### THE RECORDS

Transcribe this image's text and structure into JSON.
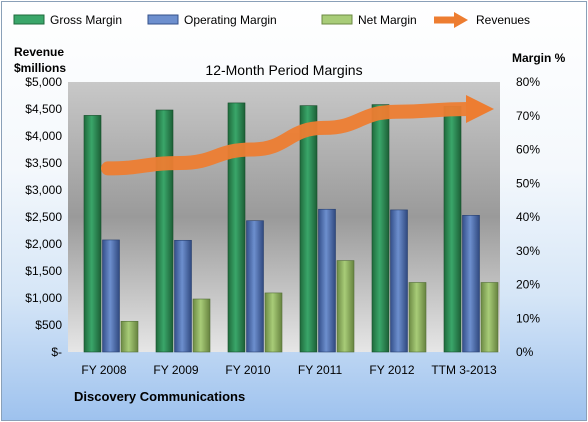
{
  "chart_data": {
    "type": "bar",
    "title": "12-Month Period Margins",
    "subtitle": "Discovery Communications",
    "ylabel_left": "Revenue $millions",
    "ylabel_right": "Margin %",
    "categories": [
      "FY 2008",
      "FY 2009",
      "FY 2010",
      "FY 2011",
      "FY 2012",
      "TTM 3-2013"
    ],
    "left_axis": {
      "min": 0,
      "max": 5000,
      "step": 500,
      "tick_labels": [
        "$-",
        "$500",
        "$1,000",
        "$1,500",
        "$2,000",
        "$2,500",
        "$3,000",
        "$3,500",
        "$4,000",
        "$4,500",
        "$5,000"
      ]
    },
    "right_axis": {
      "min": 0,
      "max": 80,
      "step": 10,
      "tick_labels": [
        "0%",
        "10%",
        "20%",
        "30%",
        "40%",
        "50%",
        "60%",
        "70%",
        "80%"
      ]
    },
    "series": [
      {
        "name": "Gross Margin",
        "type": "bar",
        "axis": "right",
        "color": "#2e8b57",
        "values": [
          70.1,
          71.7,
          73.8,
          73.0,
          73.3,
          72.8
        ]
      },
      {
        "name": "Operating Margin",
        "type": "bar",
        "axis": "right",
        "color": "#4a6fb5",
        "values": [
          33.2,
          33.1,
          38.9,
          42.3,
          42.1,
          40.5
        ]
      },
      {
        "name": "Net Margin",
        "type": "bar",
        "axis": "right",
        "color": "#8fb360",
        "values": [
          9.1,
          15.7,
          17.5,
          27.1,
          20.6,
          20.6
        ]
      },
      {
        "name": "Revenues",
        "type": "line",
        "axis": "left",
        "color": "#ed7d31",
        "values": [
          3400,
          3500,
          3750,
          4150,
          4450,
          4500
        ]
      }
    ],
    "legend": "top",
    "grid": false
  }
}
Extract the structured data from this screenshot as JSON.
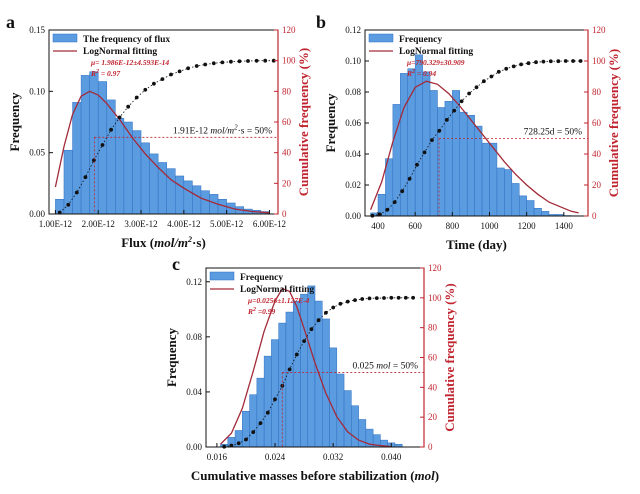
{
  "colors": {
    "bar": "#5b9be0",
    "bar_edge": "#2f6fc0",
    "fit": "#a32a38",
    "right_axis": "#c0242f",
    "cumulative": "#111111",
    "guide": "#c0242f"
  },
  "chart_data": [
    {
      "id": "a",
      "panel_label": "a",
      "type": "bar",
      "xlabel_text": "Flux (",
      "xlabel_unit": "mol/m",
      "xlabel_sup": "2",
      "xlabel_tail": "·s)",
      "ylabel": "Frequency",
      "ylabel_right": "Cumulative frequency (%)",
      "xlim": [
        0.85,
        6.2
      ],
      "ylim": [
        0,
        0.15
      ],
      "ylim_right": [
        0,
        120
      ],
      "xticks": [
        1,
        2,
        3,
        4,
        5,
        6
      ],
      "xtick_labels": [
        "1.00E-12",
        "2.00E-12",
        "3.00E-12",
        "4.00E-12",
        "5.00E-12",
        "6.00E-12"
      ],
      "yticks": [
        0,
        0.05,
        0.1,
        0.15
      ],
      "ytick_labels": [
        "0.00",
        "0.05",
        "0.10",
        "0.15"
      ],
      "yticks_right": [
        0,
        20,
        40,
        60,
        80,
        100,
        120
      ],
      "bin_start": 1.0,
      "bin_width": 0.2,
      "values": [
        0.012,
        0.052,
        0.091,
        0.113,
        0.116,
        0.108,
        0.093,
        0.078,
        0.075,
        0.068,
        0.058,
        0.049,
        0.042,
        0.037,
        0.031,
        0.027,
        0.023,
        0.019,
        0.016,
        0.012,
        0.009,
        0.006,
        0.004,
        0.003,
        0.002
      ],
      "fit_x": [
        1.0,
        1.2,
        1.4,
        1.6,
        1.8,
        2.0,
        2.2,
        2.5,
        2.8,
        3.1,
        3.4,
        3.7,
        4.0,
        4.4,
        4.8,
        5.2,
        5.6,
        6.0
      ],
      "fit_y": [
        0.022,
        0.055,
        0.081,
        0.096,
        0.1,
        0.097,
        0.09,
        0.077,
        0.062,
        0.049,
        0.038,
        0.028,
        0.021,
        0.013,
        0.008,
        0.004,
        0.002,
        0.001
      ],
      "cum_x": [
        1.1,
        1.3,
        1.5,
        1.7,
        1.9,
        2.1,
        2.3,
        2.5,
        2.7,
        2.9,
        3.1,
        3.3,
        3.5,
        3.7,
        3.9,
        4.1,
        4.3,
        4.5,
        4.7,
        4.9,
        5.1,
        5.3,
        5.5,
        5.7,
        5.9,
        6.1
      ],
      "cum_y": [
        1,
        6,
        14,
        24,
        35,
        45,
        55,
        63,
        70,
        76,
        81,
        85,
        88,
        91,
        93,
        95,
        96.5,
        97.5,
        98.3,
        98.9,
        99.3,
        99.6,
        99.8,
        99.9,
        100,
        100
      ],
      "median_x": 1.91,
      "median_label": "1.91E-12 ",
      "median_unit": "mol/m",
      "median_sup": "2",
      "median_tail": "·s = 50%",
      "legend_bar": "The frequency of flux",
      "legend_fit": "LogNormal fitting",
      "stat_mu": "μ= 1.986E-12±4.593E-14",
      "stat_r2": "R",
      "stat_r2_sup": "2",
      "stat_r2_val": " = 0.97"
    },
    {
      "id": "b",
      "panel_label": "b",
      "type": "bar",
      "xlabel_text": "Time (day)",
      "ylabel": "Frequency",
      "ylabel_right": "Cumulative frequency (%)",
      "xlim": [
        330,
        1530
      ],
      "ylim": [
        0,
        0.12
      ],
      "ylim_right": [
        0,
        120
      ],
      "xticks": [
        400,
        600,
        800,
        1000,
        1200,
        1400
      ],
      "xtick_labels": [
        "400",
        "600",
        "800",
        "1000",
        "1200",
        "1400"
      ],
      "yticks": [
        0,
        0.02,
        0.04,
        0.06,
        0.08,
        0.1,
        0.12
      ],
      "ytick_labels": [
        "0.00",
        "0.02",
        "0.04",
        "0.06",
        "0.08",
        "0.10",
        "0.12"
      ],
      "yticks_right": [
        0,
        20,
        40,
        60,
        80,
        100,
        120
      ],
      "bin_start": 360,
      "bin_width": 40,
      "values": [
        0.002,
        0.014,
        0.037,
        0.072,
        0.092,
        0.095,
        0.104,
        0.093,
        0.081,
        0.07,
        0.074,
        0.081,
        0.067,
        0.065,
        0.058,
        0.047,
        0.047,
        0.031,
        0.03,
        0.021,
        0.013,
        0.01,
        0.005,
        0.003,
        0.001,
        0.001,
        0.0003,
        0.0002
      ],
      "fit_x": [
        360,
        420,
        480,
        540,
        600,
        660,
        720,
        780,
        840,
        900,
        960,
        1020,
        1080,
        1140,
        1200,
        1260,
        1320,
        1380,
        1440,
        1480
      ],
      "fit_y": [
        0.004,
        0.022,
        0.048,
        0.07,
        0.083,
        0.087,
        0.085,
        0.079,
        0.071,
        0.062,
        0.053,
        0.044,
        0.035,
        0.027,
        0.02,
        0.014,
        0.009,
        0.006,
        0.003,
        0.002
      ],
      "cum_x": [
        370,
        410,
        450,
        490,
        530,
        570,
        610,
        650,
        690,
        730,
        770,
        810,
        850,
        890,
        930,
        970,
        1010,
        1050,
        1090,
        1130,
        1170,
        1210,
        1250,
        1290,
        1330,
        1370,
        1410,
        1450,
        1490
      ],
      "cum_y": [
        0.2,
        1,
        4,
        9,
        16,
        24,
        33,
        41,
        49,
        55,
        62,
        68,
        74,
        79,
        83,
        87,
        90,
        93,
        95,
        96.5,
        97.8,
        98.6,
        99.2,
        99.6,
        99.8,
        99.9,
        100,
        100,
        100
      ],
      "median_x": 728.25,
      "median_label": "728.25d = 50%",
      "legend_bar": "Frequency",
      "legend_fit": "LogNormal fitting",
      "stat_mu": "μ=790.329±30.909",
      "stat_r2": "R",
      "stat_r2_sup": "2",
      "stat_r2_val": " = 0.94"
    },
    {
      "id": "c",
      "panel_label": "c",
      "type": "bar",
      "xlabel_text": "Cumulative masses before stabilization (",
      "xlabel_unit": "mol",
      "xlabel_tail": ")",
      "ylabel": "Frequency",
      "ylabel_right": "Cumulative frequency (%)",
      "xlim": [
        0.0145,
        0.0445
      ],
      "ylim": [
        0,
        0.13
      ],
      "ylim_right": [
        0,
        120
      ],
      "xticks": [
        0.016,
        0.024,
        0.032,
        0.04
      ],
      "xtick_labels": [
        "0.016",
        "0.024",
        "0.032",
        "0.040"
      ],
      "yticks": [
        0,
        0.04,
        0.08,
        0.12
      ],
      "ytick_labels": [
        "0.00",
        "0.04",
        "0.08",
        "0.12"
      ],
      "yticks_right": [
        0,
        20,
        40,
        60,
        80,
        100,
        120
      ],
      "bin_start": 0.0165,
      "bin_width": 0.001,
      "values": [
        0.002,
        0.007,
        0.012,
        0.026,
        0.038,
        0.05,
        0.066,
        0.078,
        0.09,
        0.098,
        0.106,
        0.111,
        0.117,
        0.106,
        0.093,
        0.072,
        0.053,
        0.041,
        0.03,
        0.02,
        0.013,
        0.009,
        0.005,
        0.003,
        0.002
      ],
      "fit_x": [
        0.0165,
        0.018,
        0.0195,
        0.021,
        0.0225,
        0.024,
        0.025,
        0.026,
        0.027,
        0.028,
        0.0295,
        0.031,
        0.0325,
        0.034,
        0.0355,
        0.037,
        0.0385,
        0.04
      ],
      "fit_y": [
        0.002,
        0.01,
        0.028,
        0.055,
        0.084,
        0.106,
        0.115,
        0.113,
        0.102,
        0.086,
        0.061,
        0.039,
        0.022,
        0.011,
        0.005,
        0.002,
        0.001,
        0.0003
      ],
      "cum_x": [
        0.017,
        0.018,
        0.019,
        0.02,
        0.021,
        0.022,
        0.023,
        0.024,
        0.025,
        0.026,
        0.027,
        0.028,
        0.029,
        0.03,
        0.031,
        0.032,
        0.033,
        0.034,
        0.035,
        0.036,
        0.037,
        0.038,
        0.039,
        0.04,
        0.041,
        0.042,
        0.043
      ],
      "cum_y": [
        0.2,
        1,
        2.5,
        5,
        10,
        16,
        23,
        32,
        41,
        52,
        62,
        71,
        79,
        85,
        90,
        93.5,
        96,
        97.5,
        98.5,
        99.2,
        99.6,
        99.8,
        99.9,
        100,
        100,
        100,
        100
      ],
      "median_x": 0.025,
      "median_label": "0.025 ",
      "median_unit": "mol",
      "median_tail": " = 50%",
      "legend_bar": "Frequency",
      "legend_fit": "LogNormal fitting",
      "stat_mu": "μ=0.0256±1.127E-4",
      "stat_r2": "R",
      "stat_r2_sup": "2",
      "stat_r2_val": " =0.99"
    }
  ]
}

### WHAT YOU NEED TO DO
From the data, pick out every line that includes "this".

### TASK RESULT
Transcribe this image's text and structure into JSON.
Extract the structured data from this screenshot as JSON.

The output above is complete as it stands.